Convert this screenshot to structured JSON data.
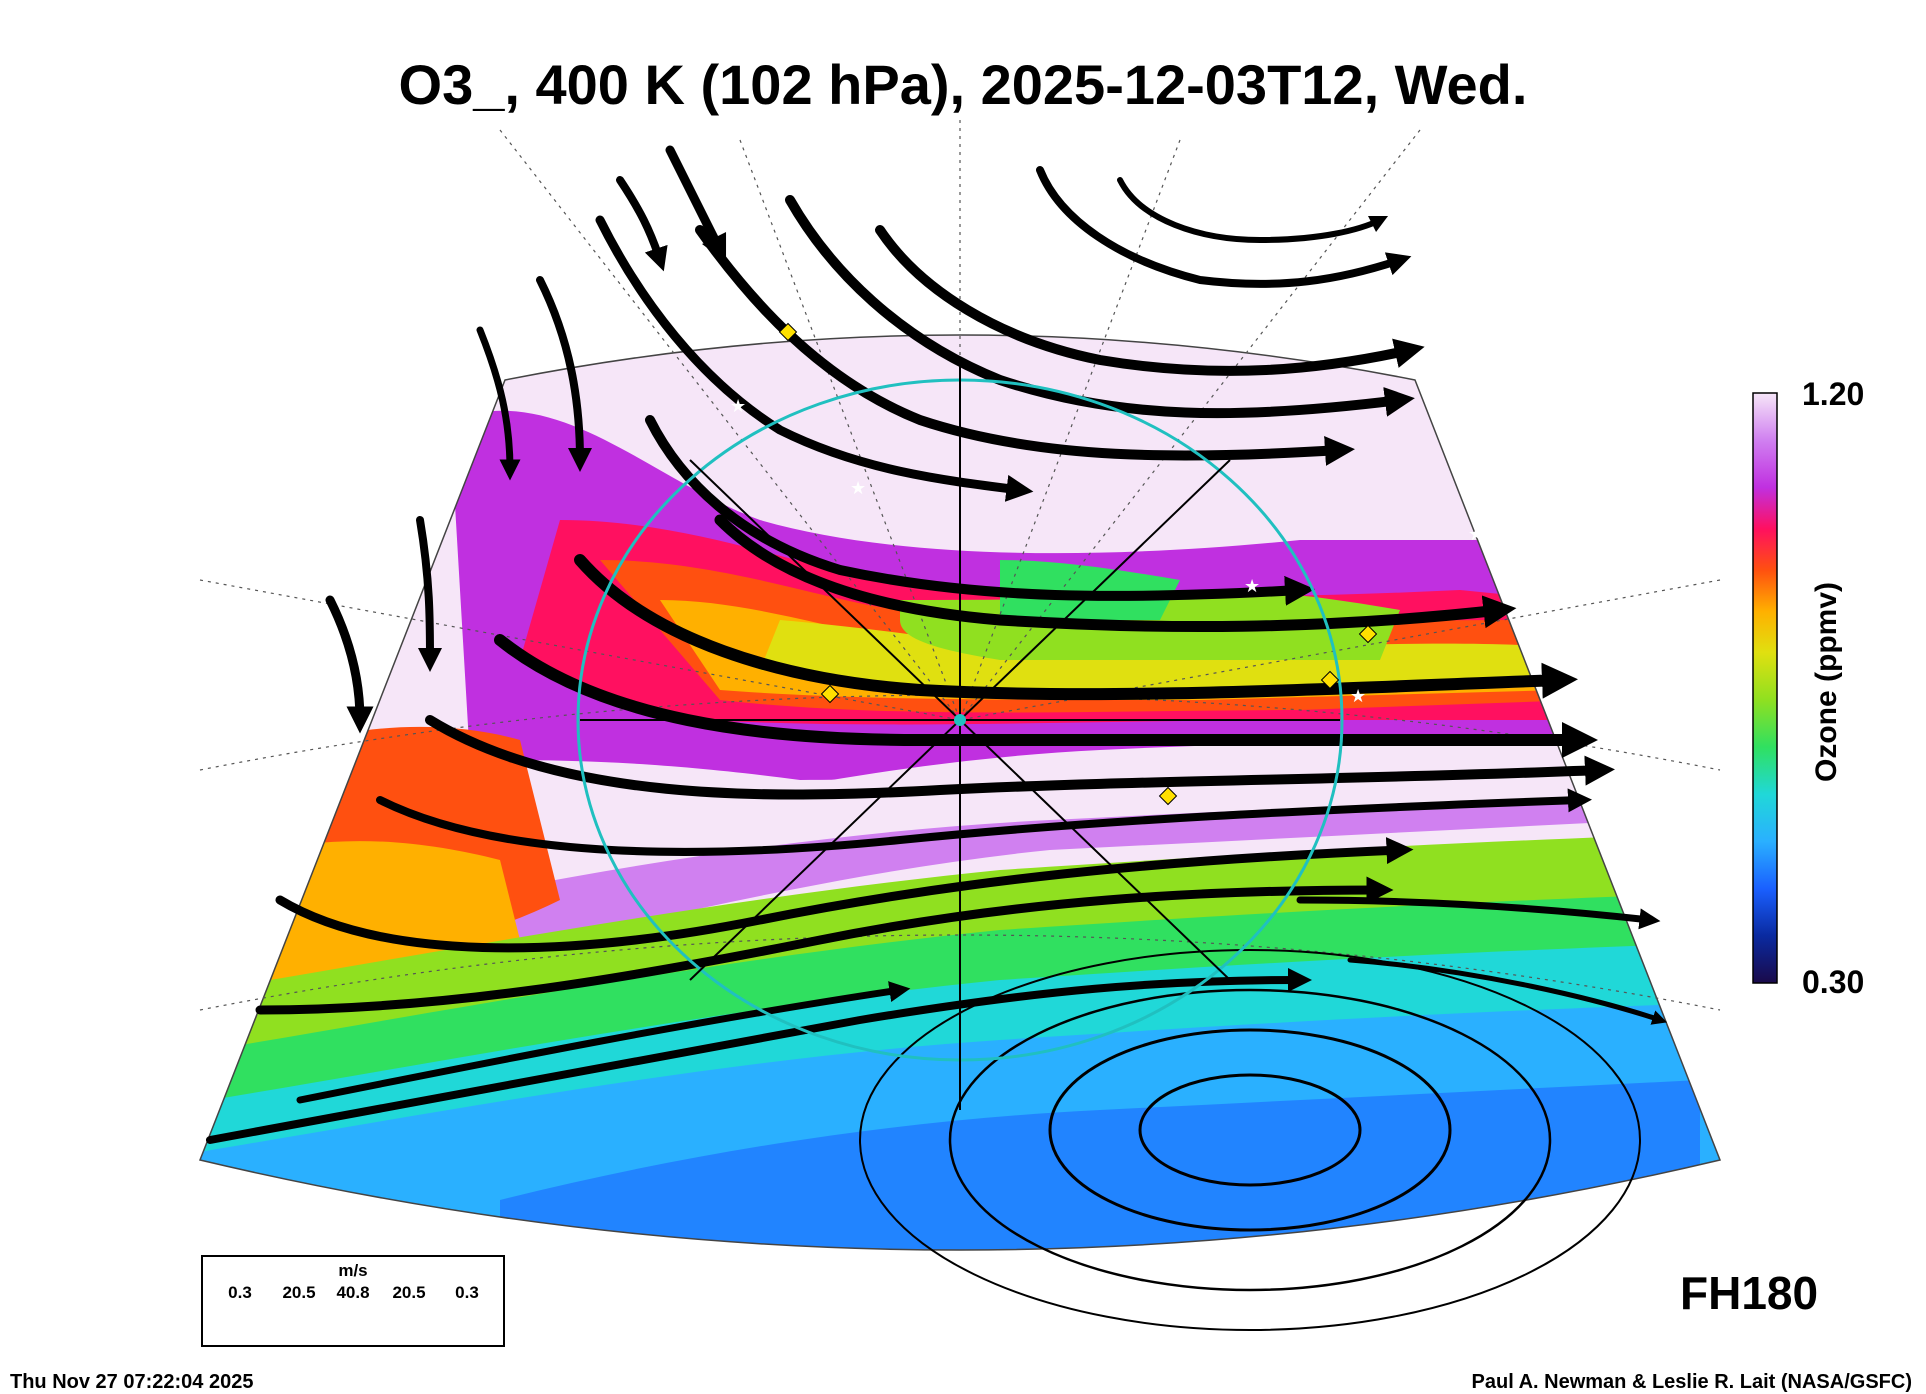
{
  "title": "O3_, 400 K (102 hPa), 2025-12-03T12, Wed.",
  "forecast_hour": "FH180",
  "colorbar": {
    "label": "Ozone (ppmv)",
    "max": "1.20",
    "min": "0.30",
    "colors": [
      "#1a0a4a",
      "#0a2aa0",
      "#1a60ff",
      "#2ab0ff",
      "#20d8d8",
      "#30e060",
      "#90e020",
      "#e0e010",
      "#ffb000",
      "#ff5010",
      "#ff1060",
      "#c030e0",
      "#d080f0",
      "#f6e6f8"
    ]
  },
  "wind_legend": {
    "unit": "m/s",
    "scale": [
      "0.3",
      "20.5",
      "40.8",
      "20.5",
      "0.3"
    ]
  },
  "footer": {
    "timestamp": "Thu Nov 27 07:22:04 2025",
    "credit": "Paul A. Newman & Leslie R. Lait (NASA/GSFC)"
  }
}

◆ ◆ ◆

Short exercise:
Reproduce every entry exactly, but omit each picture.

Solution to the problem:
Convert this screenshot to structured JSON data.
{
  "title": "O3_, 400 K (102 hPa), 2025-12-03T12, Wed.",
  "forecast_hour": "FH180",
  "colorbar": {
    "label": "Ozone (ppmv)",
    "max": "1.20",
    "min": "0.30",
    "colors": [
      "#1a0a4a",
      "#0a2aa0",
      "#1a60ff",
      "#2ab0ff",
      "#20d8d8",
      "#30e060",
      "#90e020",
      "#e0e010",
      "#ffb000",
      "#ff5010",
      "#ff1060",
      "#c030e0",
      "#d080f0",
      "#f6e6f8"
    ]
  },
  "wind_legend": {
    "unit": "m/s",
    "scale": [
      "0.3",
      "20.5",
      "40.8",
      "20.5",
      "0.3"
    ]
  },
  "footer": {
    "timestamp": "Thu Nov 27 07:22:04 2025",
    "credit": "Paul A. Newman & Leslie R. Lait (NASA/GSFC)"
  }
}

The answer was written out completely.